Records about charts and figures:

--------

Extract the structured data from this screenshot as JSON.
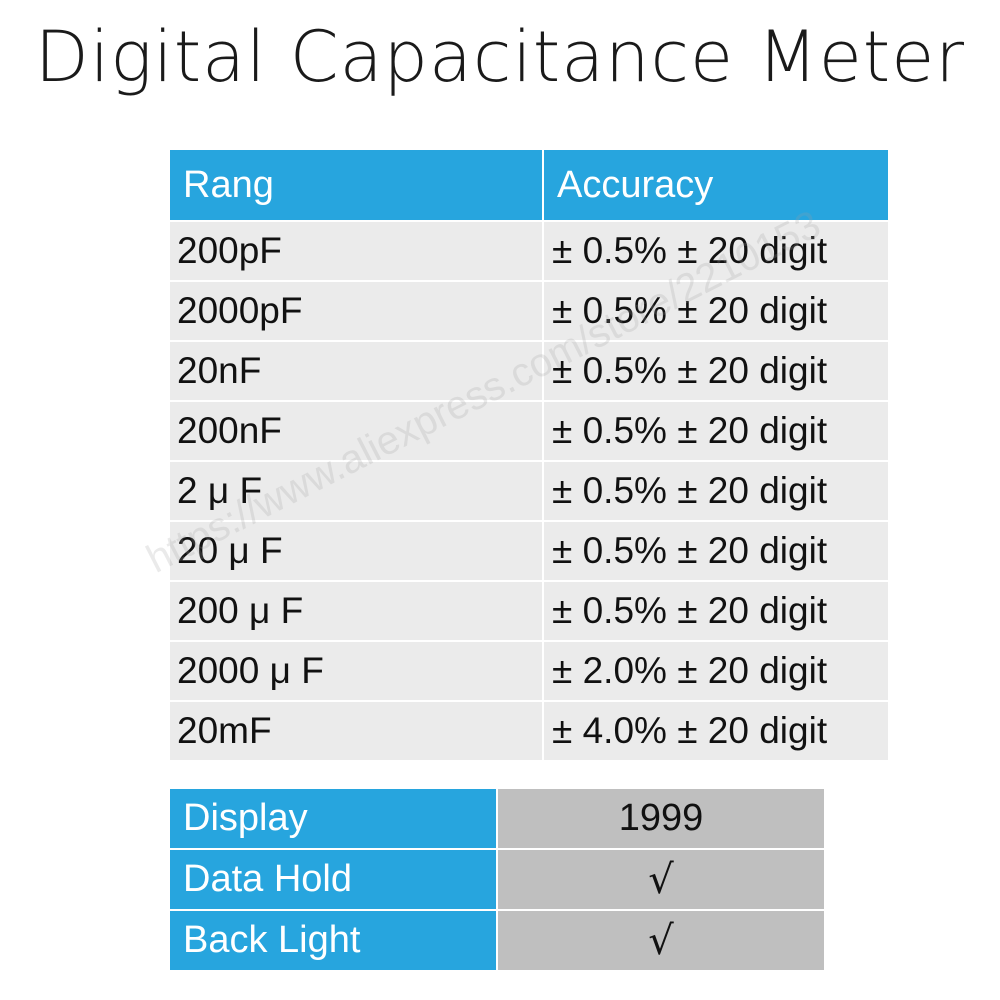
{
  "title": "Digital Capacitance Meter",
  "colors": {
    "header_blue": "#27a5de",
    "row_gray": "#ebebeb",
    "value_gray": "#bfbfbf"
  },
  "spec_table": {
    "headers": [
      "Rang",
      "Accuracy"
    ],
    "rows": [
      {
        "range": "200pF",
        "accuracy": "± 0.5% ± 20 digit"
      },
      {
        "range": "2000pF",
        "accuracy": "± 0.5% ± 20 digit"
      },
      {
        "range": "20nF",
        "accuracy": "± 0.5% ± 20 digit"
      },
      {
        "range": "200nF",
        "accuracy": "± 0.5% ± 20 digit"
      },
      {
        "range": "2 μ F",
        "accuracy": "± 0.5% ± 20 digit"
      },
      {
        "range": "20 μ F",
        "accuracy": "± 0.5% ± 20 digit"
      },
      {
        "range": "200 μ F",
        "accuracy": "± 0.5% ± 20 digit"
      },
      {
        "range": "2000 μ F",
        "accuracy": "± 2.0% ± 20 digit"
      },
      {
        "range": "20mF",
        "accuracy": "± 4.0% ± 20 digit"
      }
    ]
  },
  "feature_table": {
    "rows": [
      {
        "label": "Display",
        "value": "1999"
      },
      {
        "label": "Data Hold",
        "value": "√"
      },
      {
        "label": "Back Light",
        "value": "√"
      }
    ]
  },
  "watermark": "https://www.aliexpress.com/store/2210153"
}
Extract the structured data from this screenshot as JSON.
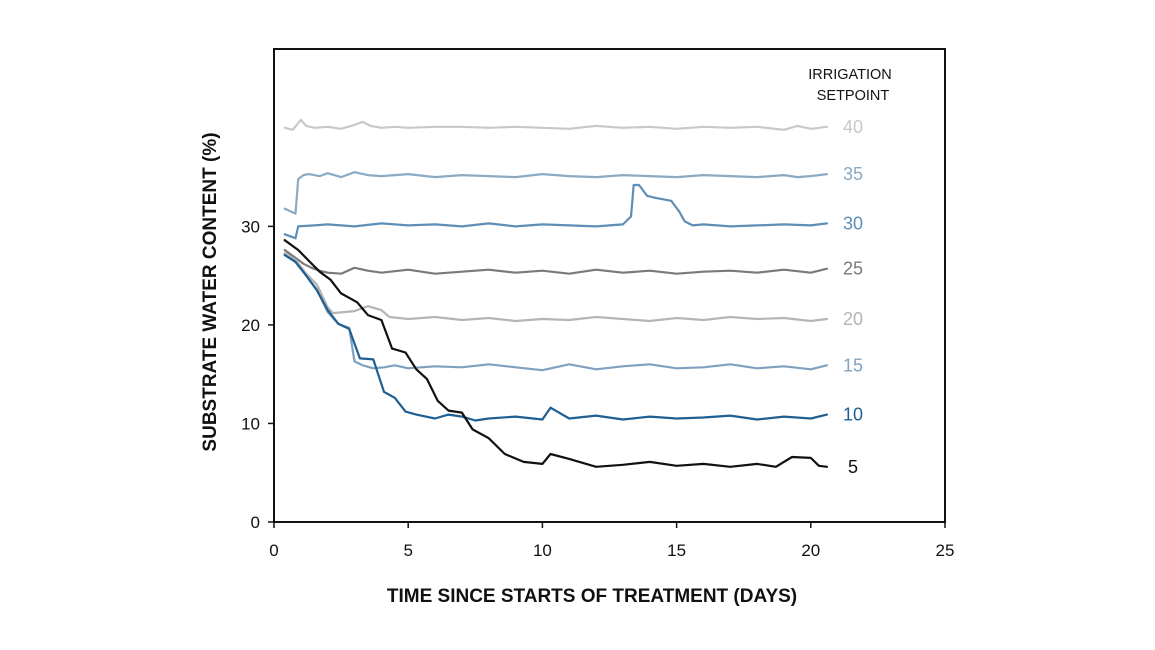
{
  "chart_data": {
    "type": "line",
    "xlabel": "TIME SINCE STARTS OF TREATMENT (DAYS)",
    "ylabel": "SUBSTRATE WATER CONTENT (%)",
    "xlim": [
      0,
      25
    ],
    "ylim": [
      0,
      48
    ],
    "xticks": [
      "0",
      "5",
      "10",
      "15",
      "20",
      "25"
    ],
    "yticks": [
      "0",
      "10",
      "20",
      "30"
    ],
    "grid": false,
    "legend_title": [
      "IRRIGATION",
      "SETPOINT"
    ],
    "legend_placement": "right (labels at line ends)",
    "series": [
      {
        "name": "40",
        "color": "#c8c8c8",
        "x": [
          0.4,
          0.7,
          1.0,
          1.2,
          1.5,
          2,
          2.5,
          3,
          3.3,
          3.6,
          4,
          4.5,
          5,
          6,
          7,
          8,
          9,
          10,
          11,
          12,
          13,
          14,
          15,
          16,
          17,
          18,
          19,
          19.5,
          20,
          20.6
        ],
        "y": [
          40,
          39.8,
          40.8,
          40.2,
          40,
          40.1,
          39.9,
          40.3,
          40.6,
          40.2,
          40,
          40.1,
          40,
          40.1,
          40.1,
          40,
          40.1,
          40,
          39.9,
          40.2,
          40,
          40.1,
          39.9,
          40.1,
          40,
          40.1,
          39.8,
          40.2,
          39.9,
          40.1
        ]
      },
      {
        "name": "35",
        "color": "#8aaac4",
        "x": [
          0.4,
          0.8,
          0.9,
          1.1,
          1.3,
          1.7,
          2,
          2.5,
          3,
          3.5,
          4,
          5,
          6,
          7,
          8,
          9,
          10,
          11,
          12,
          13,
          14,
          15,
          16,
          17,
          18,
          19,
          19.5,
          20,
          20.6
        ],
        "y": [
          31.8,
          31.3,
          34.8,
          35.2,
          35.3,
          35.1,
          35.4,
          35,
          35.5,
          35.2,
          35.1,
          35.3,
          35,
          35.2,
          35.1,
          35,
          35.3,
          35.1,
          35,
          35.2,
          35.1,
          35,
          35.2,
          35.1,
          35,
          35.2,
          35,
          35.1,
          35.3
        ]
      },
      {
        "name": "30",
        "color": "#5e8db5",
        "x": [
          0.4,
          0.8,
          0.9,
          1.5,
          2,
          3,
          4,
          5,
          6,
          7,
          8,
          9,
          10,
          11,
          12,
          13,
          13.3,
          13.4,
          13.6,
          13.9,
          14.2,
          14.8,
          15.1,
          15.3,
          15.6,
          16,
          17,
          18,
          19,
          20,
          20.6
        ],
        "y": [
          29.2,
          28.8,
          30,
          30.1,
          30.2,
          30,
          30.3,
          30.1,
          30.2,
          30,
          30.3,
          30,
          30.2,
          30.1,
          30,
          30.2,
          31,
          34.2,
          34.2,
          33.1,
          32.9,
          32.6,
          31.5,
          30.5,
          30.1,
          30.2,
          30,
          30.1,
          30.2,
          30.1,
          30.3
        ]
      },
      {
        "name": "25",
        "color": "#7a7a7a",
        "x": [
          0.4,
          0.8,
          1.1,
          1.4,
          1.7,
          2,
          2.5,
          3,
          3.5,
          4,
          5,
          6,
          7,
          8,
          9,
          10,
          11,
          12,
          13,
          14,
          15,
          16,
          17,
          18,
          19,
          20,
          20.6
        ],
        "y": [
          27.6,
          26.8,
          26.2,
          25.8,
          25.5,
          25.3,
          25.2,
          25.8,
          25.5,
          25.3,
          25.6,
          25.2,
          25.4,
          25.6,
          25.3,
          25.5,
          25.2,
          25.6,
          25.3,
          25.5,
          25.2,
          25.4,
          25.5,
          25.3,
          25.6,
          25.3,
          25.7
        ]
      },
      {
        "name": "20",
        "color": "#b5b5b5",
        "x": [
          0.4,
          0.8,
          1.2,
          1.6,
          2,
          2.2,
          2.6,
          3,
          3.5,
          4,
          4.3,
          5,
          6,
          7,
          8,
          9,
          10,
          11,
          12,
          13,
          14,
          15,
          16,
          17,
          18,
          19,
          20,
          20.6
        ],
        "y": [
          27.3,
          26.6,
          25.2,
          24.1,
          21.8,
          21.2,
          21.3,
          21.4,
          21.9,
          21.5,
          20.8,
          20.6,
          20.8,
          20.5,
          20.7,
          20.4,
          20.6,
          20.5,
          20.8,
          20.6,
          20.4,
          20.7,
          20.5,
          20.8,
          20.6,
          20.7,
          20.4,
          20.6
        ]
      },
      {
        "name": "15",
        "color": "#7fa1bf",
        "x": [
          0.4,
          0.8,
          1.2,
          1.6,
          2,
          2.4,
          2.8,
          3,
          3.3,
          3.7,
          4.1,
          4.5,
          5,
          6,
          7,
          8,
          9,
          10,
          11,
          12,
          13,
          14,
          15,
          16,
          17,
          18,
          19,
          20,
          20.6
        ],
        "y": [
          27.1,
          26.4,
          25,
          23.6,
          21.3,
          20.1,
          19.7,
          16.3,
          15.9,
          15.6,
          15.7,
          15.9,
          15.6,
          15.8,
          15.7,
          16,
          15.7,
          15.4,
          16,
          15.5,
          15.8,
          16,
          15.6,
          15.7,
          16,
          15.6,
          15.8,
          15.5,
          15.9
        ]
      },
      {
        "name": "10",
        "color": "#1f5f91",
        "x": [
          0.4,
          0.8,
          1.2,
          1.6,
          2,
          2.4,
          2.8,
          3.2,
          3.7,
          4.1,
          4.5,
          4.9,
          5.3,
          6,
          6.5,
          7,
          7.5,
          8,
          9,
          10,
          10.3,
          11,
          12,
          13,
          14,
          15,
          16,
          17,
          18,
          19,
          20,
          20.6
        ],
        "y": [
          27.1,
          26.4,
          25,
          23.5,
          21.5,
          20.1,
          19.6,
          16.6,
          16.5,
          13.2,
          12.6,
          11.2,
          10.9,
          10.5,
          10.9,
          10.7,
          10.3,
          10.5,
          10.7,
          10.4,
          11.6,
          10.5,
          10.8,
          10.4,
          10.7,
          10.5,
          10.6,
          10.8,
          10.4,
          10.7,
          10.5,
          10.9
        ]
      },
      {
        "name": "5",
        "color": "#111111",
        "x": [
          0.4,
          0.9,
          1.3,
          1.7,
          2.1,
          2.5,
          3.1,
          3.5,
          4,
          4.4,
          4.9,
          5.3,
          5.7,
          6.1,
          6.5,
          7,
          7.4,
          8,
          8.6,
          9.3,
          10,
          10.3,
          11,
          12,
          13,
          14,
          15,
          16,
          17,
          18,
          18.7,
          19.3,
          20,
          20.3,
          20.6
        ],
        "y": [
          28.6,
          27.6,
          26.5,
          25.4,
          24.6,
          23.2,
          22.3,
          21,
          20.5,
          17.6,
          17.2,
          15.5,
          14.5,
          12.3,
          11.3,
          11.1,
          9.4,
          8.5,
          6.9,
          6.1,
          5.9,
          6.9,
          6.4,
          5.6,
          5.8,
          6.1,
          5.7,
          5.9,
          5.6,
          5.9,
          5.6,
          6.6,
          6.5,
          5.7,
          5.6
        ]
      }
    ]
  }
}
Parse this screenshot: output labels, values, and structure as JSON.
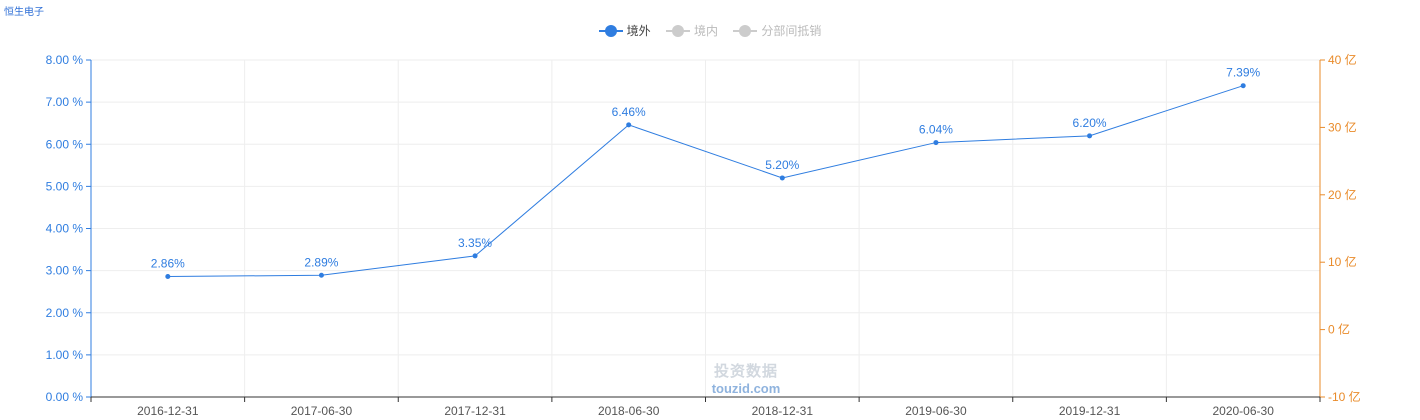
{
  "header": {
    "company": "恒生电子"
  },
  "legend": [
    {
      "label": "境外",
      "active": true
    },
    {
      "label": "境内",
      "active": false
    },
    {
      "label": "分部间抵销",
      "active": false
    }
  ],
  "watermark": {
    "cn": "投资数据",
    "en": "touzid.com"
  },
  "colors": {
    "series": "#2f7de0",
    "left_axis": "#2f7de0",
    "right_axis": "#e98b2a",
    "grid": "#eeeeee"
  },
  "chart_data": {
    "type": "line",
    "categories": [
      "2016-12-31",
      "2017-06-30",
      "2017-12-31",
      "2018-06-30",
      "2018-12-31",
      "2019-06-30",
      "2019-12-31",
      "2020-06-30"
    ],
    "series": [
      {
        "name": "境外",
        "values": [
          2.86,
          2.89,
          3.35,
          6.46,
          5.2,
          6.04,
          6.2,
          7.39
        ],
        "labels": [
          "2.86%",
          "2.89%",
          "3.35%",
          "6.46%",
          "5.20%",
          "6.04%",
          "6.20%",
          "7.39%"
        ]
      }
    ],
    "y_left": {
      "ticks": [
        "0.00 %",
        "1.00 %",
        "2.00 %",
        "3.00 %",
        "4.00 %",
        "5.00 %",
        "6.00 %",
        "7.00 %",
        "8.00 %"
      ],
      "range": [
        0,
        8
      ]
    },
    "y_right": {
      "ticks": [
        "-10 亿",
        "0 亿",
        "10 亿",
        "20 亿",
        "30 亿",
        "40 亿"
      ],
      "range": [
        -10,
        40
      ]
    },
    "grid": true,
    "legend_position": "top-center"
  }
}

--------

## Aim of the exercise
Skip the pictures. Please copy exactly the lines from the one with "Parse this screenshot: output" through the final line of the material above, both ends included.

## Full solution
Parse this screenshot: output labels, values, and structure as JSON.
{
  "header": {
    "company": "恒生电子"
  },
  "legend": [
    {
      "label": "境外",
      "active": true
    },
    {
      "label": "境内",
      "active": false
    },
    {
      "label": "分部间抵销",
      "active": false
    }
  ],
  "watermark": {
    "cn": "投资数据",
    "en": "touzid.com"
  },
  "colors": {
    "series": "#2f7de0",
    "left_axis": "#2f7de0",
    "right_axis": "#e98b2a",
    "grid": "#eeeeee"
  },
  "chart_data": {
    "type": "line",
    "categories": [
      "2016-12-31",
      "2017-06-30",
      "2017-12-31",
      "2018-06-30",
      "2018-12-31",
      "2019-06-30",
      "2019-12-31",
      "2020-06-30"
    ],
    "series": [
      {
        "name": "境外",
        "values": [
          2.86,
          2.89,
          3.35,
          6.46,
          5.2,
          6.04,
          6.2,
          7.39
        ],
        "labels": [
          "2.86%",
          "2.89%",
          "3.35%",
          "6.46%",
          "5.20%",
          "6.04%",
          "6.20%",
          "7.39%"
        ]
      }
    ],
    "y_left": {
      "ticks": [
        "0.00 %",
        "1.00 %",
        "2.00 %",
        "3.00 %",
        "4.00 %",
        "5.00 %",
        "6.00 %",
        "7.00 %",
        "8.00 %"
      ],
      "range": [
        0,
        8
      ]
    },
    "y_right": {
      "ticks": [
        "-10 亿",
        "0 亿",
        "10 亿",
        "20 亿",
        "30 亿",
        "40 亿"
      ],
      "range": [
        -10,
        40
      ]
    },
    "grid": true,
    "legend_position": "top-center"
  }
}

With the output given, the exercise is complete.